# SOURCE PASSAGE
***

Ravelich v Manning

Case

[2018] NZHC 255

27 February 2018

No judgment structure available for this case.

IN THE HIGH COURT OF NEW ZEALAND AUCKLAND REGISTRY

I TE KŌTI MATUA O AOTEAROA TĀMAKI MAKAURAU ROHE

CIV-2017-404-2590

[2018] NZHC 255

UNDER Section 119(2) of the Insolvency Act 2006

IN THE MATTER

of an originating application that disclaimed property vest in the applicant

BETWEEN

BRETT RAVELICH

Applicant

AND

JAMES WILLIAM OWEN MANNING

Respondent

Hearing: 27 February 2018

Appearances:

Applicant in person

M Lloyd for Respondent

Judgment:

27 February 2018


JUDGMENT OF LANG J

[on application for order that disclaimed property vest in the applicant]


This judgment was delivered by me on 27 February 2018 at 3.30 pm, pursuant to Rule 11.5 of the High Court Rules.

Registrar/Deputy Registrar Date……………

RAVELICH v MANNING [2018] NZHC 255 [27 February 2018]

[1]                  The applicant, Mr Ravelich, was involved in a business relationship with the respondent, Mr Manning, during 2010 and 2011. Their business involved the operation of a bar on Karangahape Road. The two men formed a company, The Eagle Bar Limited (the company), to operate the bar. They each held shares in the company.

[2]                  In January 2010 Mr Ravelich transferred his shares to Mr Manning and resigned as a director. There is now a dispute between the two regarding the reasons for the transfer but that is not material for present purposes. Mr Ravelich has always contended, however, that Mr Manning continued to hold the shares on trust for him.

***

# DATA LINES
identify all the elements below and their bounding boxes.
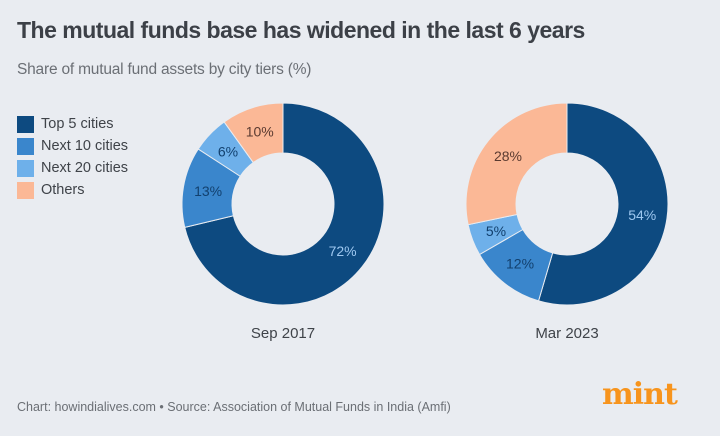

***

# WHAT IS ASKED
• a. List every person named in the judgment, each once, using the fullest form of the name it gives.
• b. Return the part of the judgment starting with "Registrar/Deputy Registrar Date……………" and going on through "in the company.".
The material has no connection to the judgment.

# TASK-BY-TASK OUTPUTS
• a.
Brett Ravelich
James William Owen Manning
M Lloyd
Lang J

• b.
Registrar/Deputy Registrar Date……………

RAVELICH v MANNING [2018] NZHC 255 [27 February 2018]

[1]                  The applicant, Mr Ravelich, was involved in a business relationship with the respondent, Mr Manning, during 2010 and 2011. Their business involved the operation of a bar on Karangahape Road. The two men formed a company, The Eagle Bar Limited (the company), to operate the bar. They each held shares in the company.